WHAT IS ASKED: Output all entries verbatim. Skip pictures.

THE RECORDS:
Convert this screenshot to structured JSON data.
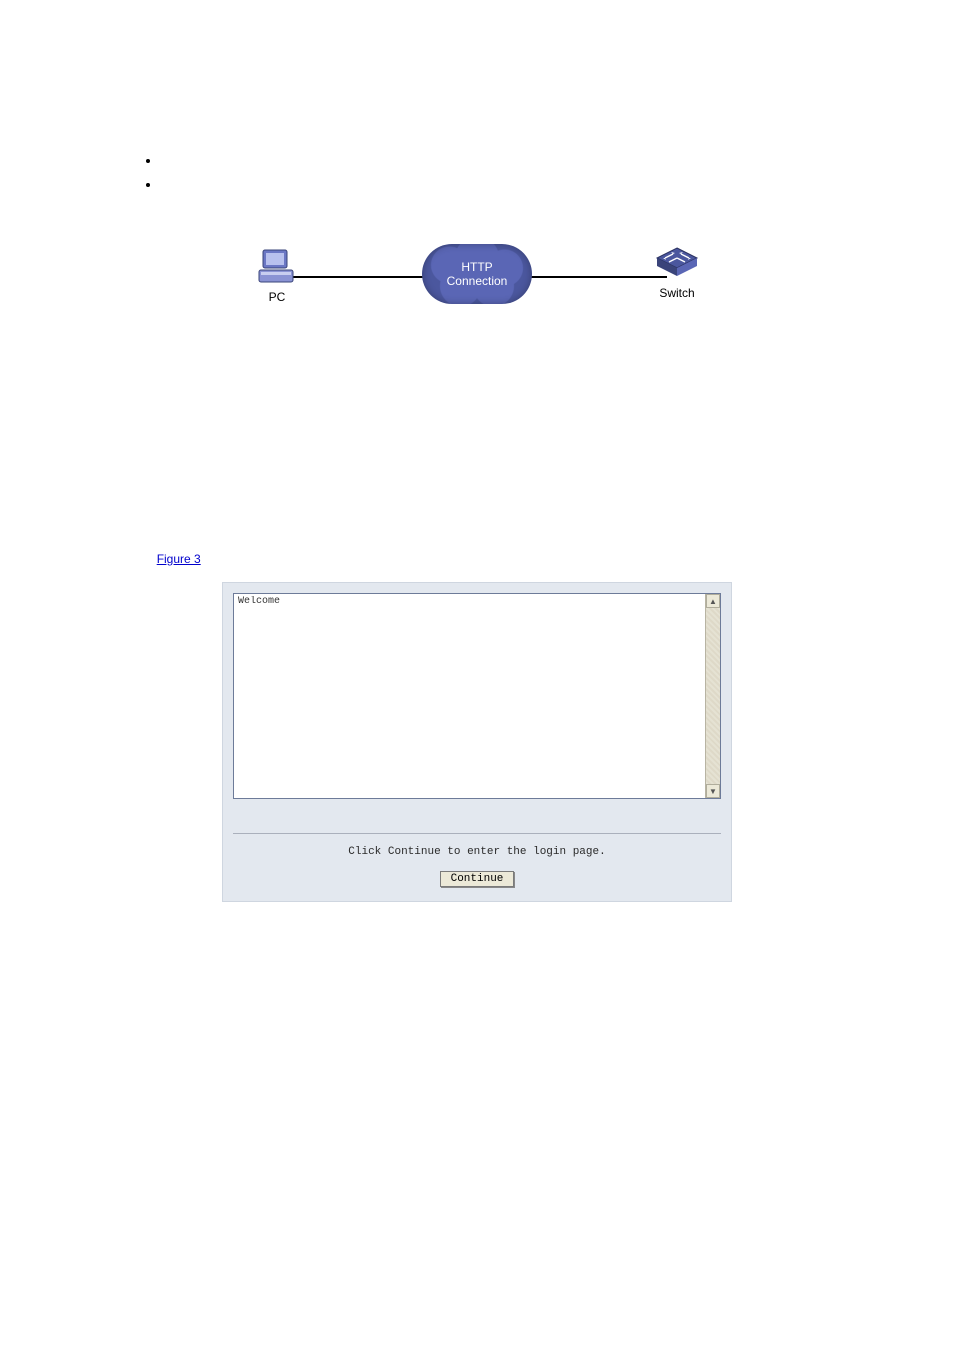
{
  "bullets": [
    "",
    ""
  ],
  "diagram": {
    "pc_label": "PC",
    "switch_label": "Switch",
    "cloud_line1": "HTTP",
    "cloud_line2": "Connection"
  },
  "figure_link_text": "Figure 3",
  "browser": {
    "textarea_text": "Welcome",
    "prompt_text": "Click Continue to enter the login page.",
    "continue_label": "Continue"
  }
}
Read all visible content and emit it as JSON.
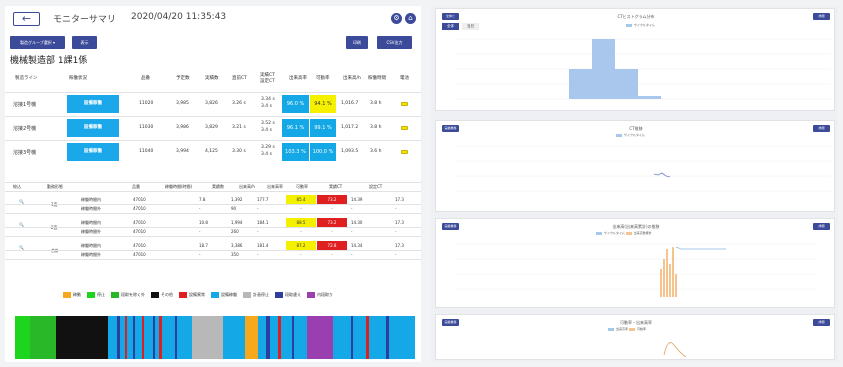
{
  "header": {
    "back_icon": "arrow-left-icon",
    "title": "モニターサマリ",
    "datetime": "2020/04/20 11:35:43",
    "icons": [
      "gear-icon",
      "home-icon"
    ]
  },
  "toolbar": {
    "group_select": "製造グループ選択 ▾",
    "display": "表示",
    "print": "印刷",
    "csv": "CSV出力"
  },
  "section_title": "機械製造部 1課1係",
  "lines_table": {
    "headers": [
      "製造ライン",
      "稼働状況",
      "品番",
      "予定数",
      "実績数",
      "直前CT",
      "実績CT\n設定CT",
      "出来高率",
      "可動率",
      "出来高/h",
      "稼働時間",
      "電池"
    ],
    "rows": [
      {
        "line": "溶接1号機",
        "status": "設備稼働",
        "part": "11020",
        "plan": "3,985",
        "actual": "3,826",
        "prev_ct": "3.26 s",
        "ct1": "3.34 s",
        "ct2": "3.4 s",
        "yield_rate": "96.0 %",
        "avail_rate": "94.1 %",
        "per_hour": "1,016.7",
        "hours": "3.8 h"
      },
      {
        "line": "溶接2号機",
        "status": "設備稼働",
        "part": "11030",
        "plan": "3,986",
        "actual": "3,829",
        "prev_ct": "3.21 s",
        "ct1": "3.52 s",
        "ct2": "3.4 s",
        "yield_rate": "96.1 %",
        "avail_rate": "99.1 %",
        "per_hour": "1,017.2",
        "hours": "3.8 h"
      },
      {
        "line": "溶接3号機",
        "status": "設備稼働",
        "part": "11040",
        "plan": "3,994",
        "actual": "4,125",
        "prev_ct": "3.30 s",
        "ct1": "3.29 s",
        "ct2": "3.4 s",
        "yield_rate": "103.3 %",
        "avail_rate": "100.0 %",
        "per_hour": "1,093.5",
        "hours": "3.6 h"
      }
    ]
  },
  "shift_table": {
    "headers": [
      "絞込",
      "勤務形態",
      "",
      "品番",
      "稼働時間(時間)",
      "実績数",
      "出来高/h",
      "出来高率",
      "可動率",
      "実績CT",
      "設定CT"
    ],
    "rows": [
      {
        "shift": "1直",
        "type": "稼働時間内",
        "part": "47010",
        "hours": "7.8",
        "actual": "1,392",
        "per_hour": "177.7",
        "yield": "85.4",
        "avail": "73.2",
        "act_ct": "14.39",
        "set_ct": "17.3"
      },
      {
        "shift": "",
        "type": "稼働時間外",
        "part": "47010",
        "hours": "-",
        "actual": "90",
        "per_hour": "-",
        "yield": "-",
        "avail": "-",
        "act_ct": "-",
        "set_ct": "-"
      },
      {
        "shift": "2直",
        "type": "稼働時間内",
        "part": "47010",
        "hours": "10.8",
        "actual": "1,994",
        "per_hour": "184.1",
        "yield": "88.5",
        "avail": "73.2",
        "act_ct": "14.30",
        "set_ct": "17.3"
      },
      {
        "shift": "",
        "type": "稼働時間外",
        "part": "47010",
        "hours": "-",
        "actual": "260",
        "per_hour": "-",
        "yield": "-",
        "avail": "-",
        "act_ct": "-",
        "set_ct": "-"
      },
      {
        "shift": "合計",
        "type": "稼働時間内",
        "part": "47010",
        "hours": "18.7",
        "actual": "3,386",
        "per_hour": "181.4",
        "yield": "87.2",
        "avail": "72.8",
        "act_ct": "14.34",
        "set_ct": "17.3"
      },
      {
        "shift": "",
        "type": "稼働時間外",
        "part": "47010",
        "hours": "-",
        "actual": "350",
        "per_hour": "-",
        "yield": "-",
        "avail": "-",
        "act_ct": "-",
        "set_ct": "-"
      }
    ]
  },
  "legend": [
    {
      "label": "稼動",
      "color": "#f7a81b"
    },
    {
      "label": "停止",
      "color": "#1ed51e"
    },
    {
      "label": "段取を除く外",
      "color": "#28b828"
    },
    {
      "label": "その他",
      "color": "#111111"
    },
    {
      "label": "設備異常",
      "color": "#e02020"
    },
    {
      "label": "設備稼働",
      "color": "#14a8e6"
    },
    {
      "label": "計画停止",
      "color": "#b8b8b8"
    },
    {
      "label": "段取違え",
      "color": "#2c3fa0"
    },
    {
      "label": "内段取り",
      "color": "#9b3fb0"
    }
  ],
  "timeline": [
    {
      "c": "#1ed51e",
      "w": 3.5
    },
    {
      "c": "#28b828",
      "w": 6
    },
    {
      "c": "#111111",
      "w": 12
    },
    {
      "c": "#14a8e6",
      "w": 2
    },
    {
      "c": "#2c3fa0",
      "w": 0.8
    },
    {
      "c": "#14a8e6",
      "w": 1
    },
    {
      "c": "#e02020",
      "w": 0.6
    },
    {
      "c": "#14a8e6",
      "w": 1.2
    },
    {
      "c": "#2c3fa0",
      "w": 0.6
    },
    {
      "c": "#14a8e6",
      "w": 1.5
    },
    {
      "c": "#e02020",
      "w": 0.5
    },
    {
      "c": "#14a8e6",
      "w": 2
    },
    {
      "c": "#2c3fa0",
      "w": 0.6
    },
    {
      "c": "#14a8e6",
      "w": 1
    },
    {
      "c": "#e02020",
      "w": 0.5
    },
    {
      "c": "#14a8e6",
      "w": 3
    },
    {
      "c": "#2c3fa0",
      "w": 0.6
    },
    {
      "c": "#14a8e6",
      "w": 3.5
    },
    {
      "c": "#b8b8b8",
      "w": 7
    },
    {
      "c": "#14a8e6",
      "w": 5
    },
    {
      "c": "#f7a81b",
      "w": 3
    },
    {
      "c": "#14a8e6",
      "w": 2
    },
    {
      "c": "#2c3fa0",
      "w": 0.8
    },
    {
      "c": "#14a8e6",
      "w": 2
    },
    {
      "c": "#e02020",
      "w": 0.6
    },
    {
      "c": "#14a8e6",
      "w": 2.5
    },
    {
      "c": "#2c3fa0",
      "w": 0.6
    },
    {
      "c": "#14a8e6",
      "w": 3
    },
    {
      "c": "#9b3fb0",
      "w": 6
    },
    {
      "c": "#14a8e6",
      "w": 4
    },
    {
      "c": "#2c3fa0",
      "w": 0.6
    },
    {
      "c": "#14a8e6",
      "w": 3
    },
    {
      "c": "#e02020",
      "w": 0.6
    },
    {
      "c": "#14a8e6",
      "w": 4
    },
    {
      "c": "#2c3fa0",
      "w": 0.6
    },
    {
      "c": "#14a8e6",
      "w": 6
    }
  ],
  "charts": [
    {
      "btn_left": "全体ヒ",
      "btn_right": "詳細",
      "title": "CTヒストグラム分布",
      "tabs": [
        "全体",
        "当日"
      ],
      "legend": [
        "サイクルタイム"
      ]
    },
    {
      "btn_left": "実績推移",
      "btn_right": "詳細",
      "title": "CT推移",
      "legend": [
        "サイクルタイム"
      ]
    },
    {
      "btn_left": "実績推移",
      "btn_right": "詳細",
      "title": "出来高(出来高累計)の推移",
      "legend": [
        "サイクルタイム",
        "出来高数累計"
      ]
    },
    {
      "btn_left": "実績推移",
      "btn_right": "詳細",
      "title": "可動率・出来高率",
      "legend": [
        "出来高率",
        "可動率"
      ]
    }
  ]
}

OUTPUT:
Convert this screenshot to structured JSON data.
{
  "bullets": [
    "",
    ""
  ],
  "diagram": {
    "pc_label": "PC",
    "switch_label": "Switch",
    "cloud_line1": "HTTP",
    "cloud_line2": "Connection"
  },
  "figure_link_text": "Figure 3",
  "browser": {
    "textarea_text": "Welcome",
    "prompt_text": "Click Continue to enter the login page.",
    "continue_label": "Continue"
  }
}
Read all visible content and emit it as JSON.
{
  "header": {
    "back_icon": "arrow-left-icon",
    "title": "モニターサマリ",
    "datetime": "2020/04/20 11:35:43",
    "icons": [
      "gear-icon",
      "home-icon"
    ]
  },
  "toolbar": {
    "group_select": "製造グループ選択 ▾",
    "display": "表示",
    "print": "印刷",
    "csv": "CSV出力"
  },
  "section_title": "機械製造部 1課1係",
  "lines_table": {
    "headers": [
      "製造ライン",
      "稼働状況",
      "品番",
      "予定数",
      "実績数",
      "直前CT",
      "実績CT\n設定CT",
      "出来高率",
      "可動率",
      "出来高/h",
      "稼働時間",
      "電池"
    ],
    "rows": [
      {
        "line": "溶接1号機",
        "status": "設備稼働",
        "part": "11020",
        "plan": "3,985",
        "actual": "3,826",
        "prev_ct": "3.26 s",
        "ct1": "3.34 s",
        "ct2": "3.4 s",
        "yield_rate": "96.0 %",
        "avail_rate": "94.1 %",
        "per_hour": "1,016.7",
        "hours": "3.8 h"
      },
      {
        "line": "溶接2号機",
        "status": "設備稼働",
        "part": "11030",
        "plan": "3,986",
        "actual": "3,829",
        "prev_ct": "3.21 s",
        "ct1": "3.52 s",
        "ct2": "3.4 s",
        "yield_rate": "96.1 %",
        "avail_rate": "99.1 %",
        "per_hour": "1,017.2",
        "hours": "3.8 h"
      },
      {
        "line": "溶接3号機",
        "status": "設備稼働",
        "part": "11040",
        "plan": "3,994",
        "actual": "4,125",
        "prev_ct": "3.30 s",
        "ct1": "3.29 s",
        "ct2": "3.4 s",
        "yield_rate": "103.3 %",
        "avail_rate": "100.0 %",
        "per_hour": "1,093.5",
        "hours": "3.6 h"
      }
    ]
  },
  "shift_table": {
    "headers": [
      "絞込",
      "勤務形態",
      "",
      "品番",
      "稼働時間(時間)",
      "実績数",
      "出来高/h",
      "出来高率",
      "可動率",
      "実績CT",
      "設定CT"
    ],
    "rows": [
      {
        "shift": "1直",
        "type": "稼働時間内",
        "part": "47010",
        "hours": "7.8",
        "actual": "1,392",
        "per_hour": "177.7",
        "yield": "85.4",
        "avail": "73.2",
        "act_ct": "14.39",
        "set_ct": "17.3"
      },
      {
        "shift": "",
        "type": "稼働時間外",
        "part": "47010",
        "hours": "-",
        "actual": "90",
        "per_hour": "-",
        "yield": "-",
        "avail": "-",
        "act_ct": "-",
        "set_ct": "-"
      },
      {
        "shift": "2直",
        "type": "稼働時間内",
        "part": "47010",
        "hours": "10.8",
        "actual": "1,994",
        "per_hour": "184.1",
        "yield": "88.5",
        "avail": "73.2",
        "act_ct": "14.30",
        "set_ct": "17.3"
      },
      {
        "shift": "",
        "type": "稼働時間外",
        "part": "47010",
        "hours": "-",
        "actual": "260",
        "per_hour": "-",
        "yield": "-",
        "avail": "-",
        "act_ct": "-",
        "set_ct": "-"
      },
      {
        "shift": "合計",
        "type": "稼働時間内",
        "part": "47010",
        "hours": "18.7",
        "actual": "3,386",
        "per_hour": "181.4",
        "yield": "87.2",
        "avail": "72.8",
        "act_ct": "14.34",
        "set_ct": "17.3"
      },
      {
        "shift": "",
        "type": "稼働時間外",
        "part": "47010",
        "hours": "-",
        "actual": "350",
        "per_hour": "-",
        "yield": "-",
        "avail": "-",
        "act_ct": "-",
        "set_ct": "-"
      }
    ]
  },
  "legend": [
    {
      "label": "稼動",
      "color": "#f7a81b"
    },
    {
      "label": "停止",
      "color": "#1ed51e"
    },
    {
      "label": "段取を除く外",
      "color": "#28b828"
    },
    {
      "label": "その他",
      "color": "#111111"
    },
    {
      "label": "設備異常",
      "color": "#e02020"
    },
    {
      "label": "設備稼働",
      "color": "#14a8e6"
    },
    {
      "label": "計画停止",
      "color": "#b8b8b8"
    },
    {
      "label": "段取違え",
      "color": "#2c3fa0"
    },
    {
      "label": "内段取り",
      "color": "#9b3fb0"
    }
  ],
  "timeline": [
    {
      "c": "#1ed51e",
      "w": 3.5
    },
    {
      "c": "#28b828",
      "w": 6
    },
    {
      "c": "#111111",
      "w": 12
    },
    {
      "c": "#14a8e6",
      "w": 2
    },
    {
      "c": "#2c3fa0",
      "w": 0.8
    },
    {
      "c": "#14a8e6",
      "w": 1
    },
    {
      "c": "#e02020",
      "w": 0.6
    },
    {
      "c": "#14a8e6",
      "w": 1.2
    },
    {
      "c": "#2c3fa0",
      "w": 0.6
    },
    {
      "c": "#14a8e6",
      "w": 1.5
    },
    {
      "c": "#e02020",
      "w": 0.5
    },
    {
      "c": "#14a8e6",
      "w": 2
    },
    {
      "c": "#2c3fa0",
      "w": 0.6
    },
    {
      "c": "#14a8e6",
      "w": 1
    },
    {
      "c": "#e02020",
      "w": 0.5
    },
    {
      "c": "#14a8e6",
      "w": 3
    },
    {
      "c": "#2c3fa0",
      "w": 0.6
    },
    {
      "c": "#14a8e6",
      "w": 3.5
    },
    {
      "c": "#b8b8b8",
      "w": 7
    },
    {
      "c": "#14a8e6",
      "w": 5
    },
    {
      "c": "#f7a81b",
      "w": 3
    },
    {
      "c": "#14a8e6",
      "w": 2
    },
    {
      "c": "#2c3fa0",
      "w": 0.8
    },
    {
      "c": "#14a8e6",
      "w": 2
    },
    {
      "c": "#e02020",
      "w": 0.6
    },
    {
      "c": "#14a8e6",
      "w": 2.5
    },
    {
      "c": "#2c3fa0",
      "w": 0.6
    },
    {
      "c": "#14a8e6",
      "w": 3
    },
    {
      "c": "#9b3fb0",
      "w": 6
    },
    {
      "c": "#14a8e6",
      "w": 4
    },
    {
      "c": "#2c3fa0",
      "w": 0.6
    },
    {
      "c": "#14a8e6",
      "w": 3
    },
    {
      "c": "#e02020",
      "w": 0.6
    },
    {
      "c": "#14a8e6",
      "w": 4
    },
    {
      "c": "#2c3fa0",
      "w": 0.6
    },
    {
      "c": "#14a8e6",
      "w": 6
    }
  ],
  "charts": [
    {
      "btn_left": "全体ヒ",
      "btn_right": "詳細",
      "title": "CTヒストグラム分布",
      "tabs": [
        "全体",
        "当日"
      ],
      "legend": [
        "サイクルタイム"
      ]
    },
    {
      "btn_left": "実績推移",
      "btn_right": "詳細",
      "title": "CT推移",
      "legend": [
        "サイクルタイム"
      ]
    },
    {
      "btn_left": "実績推移",
      "btn_right": "詳細",
      "title": "出来高(出来高累計)の推移",
      "legend": [
        "サイクルタイム",
        "出来高数累計"
      ]
    },
    {
      "btn_left": "実績推移",
      "btn_right": "詳細",
      "title": "可動率・出来高率",
      "legend": [
        "出来高率",
        "可動率"
      ]
    }
  ]
}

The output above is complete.